§ Task requirements:
Every line that holds the string "Введите" is to be identified and copied.

[Dataset records]
====================
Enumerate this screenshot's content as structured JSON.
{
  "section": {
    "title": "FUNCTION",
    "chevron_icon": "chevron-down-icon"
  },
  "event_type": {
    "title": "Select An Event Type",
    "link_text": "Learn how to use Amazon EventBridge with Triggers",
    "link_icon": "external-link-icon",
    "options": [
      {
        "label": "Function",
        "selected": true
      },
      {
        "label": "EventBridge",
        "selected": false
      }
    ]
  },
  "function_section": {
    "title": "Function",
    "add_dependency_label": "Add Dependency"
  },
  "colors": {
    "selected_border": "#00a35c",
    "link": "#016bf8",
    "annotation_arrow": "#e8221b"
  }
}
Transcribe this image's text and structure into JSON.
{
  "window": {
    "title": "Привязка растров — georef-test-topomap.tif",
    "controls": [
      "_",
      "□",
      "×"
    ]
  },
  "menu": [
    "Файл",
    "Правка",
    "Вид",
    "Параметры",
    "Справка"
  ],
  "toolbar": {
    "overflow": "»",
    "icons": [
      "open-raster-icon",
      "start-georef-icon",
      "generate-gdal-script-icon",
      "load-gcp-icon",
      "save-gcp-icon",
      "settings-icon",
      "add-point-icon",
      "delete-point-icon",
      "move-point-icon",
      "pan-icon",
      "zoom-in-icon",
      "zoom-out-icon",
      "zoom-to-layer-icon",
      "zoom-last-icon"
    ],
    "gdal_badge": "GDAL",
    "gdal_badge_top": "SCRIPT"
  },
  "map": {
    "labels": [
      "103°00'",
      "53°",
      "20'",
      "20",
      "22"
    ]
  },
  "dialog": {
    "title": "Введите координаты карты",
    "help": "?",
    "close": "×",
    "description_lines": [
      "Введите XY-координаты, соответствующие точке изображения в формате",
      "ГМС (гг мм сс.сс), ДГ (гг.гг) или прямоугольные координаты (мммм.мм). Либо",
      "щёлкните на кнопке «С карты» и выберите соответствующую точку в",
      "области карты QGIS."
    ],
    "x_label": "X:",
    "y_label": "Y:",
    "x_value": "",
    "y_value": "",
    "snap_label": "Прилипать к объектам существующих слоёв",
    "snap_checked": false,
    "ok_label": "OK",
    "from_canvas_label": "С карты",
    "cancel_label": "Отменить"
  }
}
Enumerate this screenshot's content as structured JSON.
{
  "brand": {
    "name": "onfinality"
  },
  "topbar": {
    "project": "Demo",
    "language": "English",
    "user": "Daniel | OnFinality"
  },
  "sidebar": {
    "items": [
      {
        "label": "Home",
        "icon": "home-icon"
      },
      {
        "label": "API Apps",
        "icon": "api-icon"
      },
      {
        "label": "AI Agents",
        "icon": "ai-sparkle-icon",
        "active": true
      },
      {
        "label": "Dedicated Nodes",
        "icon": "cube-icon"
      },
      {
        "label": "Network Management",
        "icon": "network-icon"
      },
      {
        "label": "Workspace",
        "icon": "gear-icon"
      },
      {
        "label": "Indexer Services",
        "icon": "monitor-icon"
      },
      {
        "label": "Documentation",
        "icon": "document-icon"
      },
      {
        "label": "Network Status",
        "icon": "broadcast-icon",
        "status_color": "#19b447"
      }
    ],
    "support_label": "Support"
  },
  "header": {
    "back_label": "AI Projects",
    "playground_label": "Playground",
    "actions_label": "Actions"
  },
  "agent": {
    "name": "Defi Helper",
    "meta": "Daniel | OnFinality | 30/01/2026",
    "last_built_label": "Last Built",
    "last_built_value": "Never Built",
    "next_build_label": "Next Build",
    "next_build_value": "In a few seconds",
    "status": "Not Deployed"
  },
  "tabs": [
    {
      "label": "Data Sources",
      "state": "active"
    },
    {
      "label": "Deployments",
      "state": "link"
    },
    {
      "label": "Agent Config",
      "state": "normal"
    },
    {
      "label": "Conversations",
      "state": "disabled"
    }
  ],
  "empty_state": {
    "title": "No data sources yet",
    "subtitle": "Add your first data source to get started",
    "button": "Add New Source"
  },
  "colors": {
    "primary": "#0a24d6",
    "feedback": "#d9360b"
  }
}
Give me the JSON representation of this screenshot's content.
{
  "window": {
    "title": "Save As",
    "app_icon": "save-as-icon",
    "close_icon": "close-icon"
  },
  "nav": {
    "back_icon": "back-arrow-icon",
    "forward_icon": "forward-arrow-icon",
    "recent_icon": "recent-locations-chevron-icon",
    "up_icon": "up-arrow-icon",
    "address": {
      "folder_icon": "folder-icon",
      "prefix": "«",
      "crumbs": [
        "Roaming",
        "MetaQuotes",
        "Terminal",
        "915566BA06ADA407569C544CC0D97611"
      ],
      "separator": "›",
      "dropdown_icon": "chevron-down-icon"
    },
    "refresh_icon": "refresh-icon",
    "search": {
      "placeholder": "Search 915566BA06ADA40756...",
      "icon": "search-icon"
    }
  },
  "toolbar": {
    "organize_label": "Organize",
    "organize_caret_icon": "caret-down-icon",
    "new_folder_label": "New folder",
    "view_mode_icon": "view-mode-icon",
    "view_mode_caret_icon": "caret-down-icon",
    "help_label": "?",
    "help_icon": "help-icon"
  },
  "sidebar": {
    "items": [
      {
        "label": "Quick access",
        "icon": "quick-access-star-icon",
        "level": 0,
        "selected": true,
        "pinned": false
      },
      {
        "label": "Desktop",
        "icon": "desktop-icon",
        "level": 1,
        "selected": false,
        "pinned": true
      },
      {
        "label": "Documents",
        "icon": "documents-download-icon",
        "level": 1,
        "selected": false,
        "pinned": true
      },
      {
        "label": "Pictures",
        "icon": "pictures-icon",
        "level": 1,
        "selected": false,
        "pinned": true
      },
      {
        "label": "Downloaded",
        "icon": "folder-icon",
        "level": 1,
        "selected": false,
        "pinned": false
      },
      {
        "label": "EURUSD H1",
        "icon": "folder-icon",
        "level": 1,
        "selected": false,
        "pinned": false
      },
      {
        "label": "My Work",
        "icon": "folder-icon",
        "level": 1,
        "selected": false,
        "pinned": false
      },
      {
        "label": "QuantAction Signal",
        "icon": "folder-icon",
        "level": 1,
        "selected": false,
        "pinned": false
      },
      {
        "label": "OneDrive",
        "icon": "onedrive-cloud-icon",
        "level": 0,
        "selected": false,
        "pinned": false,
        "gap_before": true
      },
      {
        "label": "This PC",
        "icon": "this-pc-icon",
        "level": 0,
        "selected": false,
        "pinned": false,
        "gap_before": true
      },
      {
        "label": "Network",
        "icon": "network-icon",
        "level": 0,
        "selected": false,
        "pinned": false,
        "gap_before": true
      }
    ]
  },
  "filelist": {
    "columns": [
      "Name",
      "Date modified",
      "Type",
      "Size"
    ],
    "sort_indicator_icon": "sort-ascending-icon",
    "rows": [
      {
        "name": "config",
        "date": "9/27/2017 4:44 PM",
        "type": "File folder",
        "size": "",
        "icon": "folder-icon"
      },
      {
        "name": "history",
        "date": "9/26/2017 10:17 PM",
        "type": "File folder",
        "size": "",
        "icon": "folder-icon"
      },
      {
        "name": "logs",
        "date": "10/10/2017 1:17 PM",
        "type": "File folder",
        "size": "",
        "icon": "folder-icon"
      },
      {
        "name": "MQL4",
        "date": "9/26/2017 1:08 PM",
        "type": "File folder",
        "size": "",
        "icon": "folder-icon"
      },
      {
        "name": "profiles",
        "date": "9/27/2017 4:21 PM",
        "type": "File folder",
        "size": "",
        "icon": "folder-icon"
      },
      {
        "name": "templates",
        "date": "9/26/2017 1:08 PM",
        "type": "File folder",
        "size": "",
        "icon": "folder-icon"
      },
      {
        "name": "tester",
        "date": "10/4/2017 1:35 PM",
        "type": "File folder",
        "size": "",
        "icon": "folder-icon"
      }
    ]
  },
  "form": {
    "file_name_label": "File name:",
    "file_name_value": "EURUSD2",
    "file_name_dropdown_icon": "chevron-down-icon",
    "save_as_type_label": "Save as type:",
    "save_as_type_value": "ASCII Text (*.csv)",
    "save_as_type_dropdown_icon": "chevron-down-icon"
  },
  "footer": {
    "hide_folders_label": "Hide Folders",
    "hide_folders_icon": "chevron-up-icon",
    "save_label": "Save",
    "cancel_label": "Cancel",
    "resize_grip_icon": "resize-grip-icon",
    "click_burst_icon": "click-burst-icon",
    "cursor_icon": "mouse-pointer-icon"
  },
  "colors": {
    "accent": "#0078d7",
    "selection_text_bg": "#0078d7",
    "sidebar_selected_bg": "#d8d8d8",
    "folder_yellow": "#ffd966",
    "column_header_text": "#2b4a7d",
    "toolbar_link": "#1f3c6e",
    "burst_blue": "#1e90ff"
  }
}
====================
§ Response to the task:
    "title": "Введите координаты карты",
      "Введите XY-координаты, соответствующие точке изображения в формате",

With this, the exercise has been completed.